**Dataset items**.
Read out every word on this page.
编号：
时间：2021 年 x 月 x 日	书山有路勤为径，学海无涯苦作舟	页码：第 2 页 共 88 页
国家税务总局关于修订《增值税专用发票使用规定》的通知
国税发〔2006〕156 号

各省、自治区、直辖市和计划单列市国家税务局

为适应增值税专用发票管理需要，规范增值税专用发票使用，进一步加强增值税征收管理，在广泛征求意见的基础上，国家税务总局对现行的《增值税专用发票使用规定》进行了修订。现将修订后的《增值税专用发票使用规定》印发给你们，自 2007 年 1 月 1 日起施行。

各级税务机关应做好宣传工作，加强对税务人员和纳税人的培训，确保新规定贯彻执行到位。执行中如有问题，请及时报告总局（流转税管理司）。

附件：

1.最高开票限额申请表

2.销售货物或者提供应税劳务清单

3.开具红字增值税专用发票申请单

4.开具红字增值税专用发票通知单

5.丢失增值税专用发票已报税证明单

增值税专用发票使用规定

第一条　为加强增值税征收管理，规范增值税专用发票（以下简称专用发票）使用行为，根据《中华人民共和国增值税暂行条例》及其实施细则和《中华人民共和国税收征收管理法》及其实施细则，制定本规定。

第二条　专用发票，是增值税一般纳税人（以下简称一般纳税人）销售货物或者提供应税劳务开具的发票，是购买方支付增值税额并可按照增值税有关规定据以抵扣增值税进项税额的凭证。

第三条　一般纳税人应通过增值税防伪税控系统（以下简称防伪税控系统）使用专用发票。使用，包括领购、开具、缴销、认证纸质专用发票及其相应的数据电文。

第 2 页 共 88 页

**TASK PROMPT**. Every record should be repeated exactly; please leave none out.

**WRITTEN ANSWER**.
Read out every word on this page.
编号：
时间：2021 年 x 月 x 日	书山有路勤为径，学海无涯苦作舟	页码：第 2 页 共 88 页
国家税务总局关于修订《增值税专用发票使用规定》的通知
国税发〔2006〕156 号

各省、自治区、直辖市和计划单列市国家税务局

为适应增值税专用发票管理需要，规范增值税专用发票使用，进一步加强增值税征收管理，在广泛征求意见的基础上，国家税务总局对现行的《增值税专用发票使用规定》进行了修订。现将修订后的《增值税专用发票使用规定》印发给你们，自 2007 年 1 月 1 日起施行。

各级税务机关应做好宣传工作，加强对税务人员和纳税人的培训，确保新规定贯彻执行到位。执行中如有问题，请及时报告总局（流转税管理司）。

附件：

1.最高开票限额申请表

2.销售货物或者提供应税劳务清单

3.开具红字增值税专用发票申请单

4.开具红字增值税专用发票通知单

5.丢失增值税专用发票已报税证明单

增值税专用发票使用规定

第一条　为加强增值税征收管理，规范增值税专用发票（以下简称专用发票）使用行为，根据《中华人民共和国增值税暂行条例》及其实施细则和《中华人民共和国税收征收管理法》及其实施细则，制定本规定。

第二条　专用发票，是增值税一般纳税人（以下简称一般纳税人）销售货物或者提供应税劳务开具的发票，是购买方支付增值税额并可按照增值税有关规定据以抵扣增值税进项税额的凭证。

第三条　一般纳税人应通过增值税防伪税控系统（以下简称防伪税控系统）使用专用发票。使用，包括领购、开具、缴销、认证纸质专用发票及其相应的数据电文。

第 2 页 共 88 页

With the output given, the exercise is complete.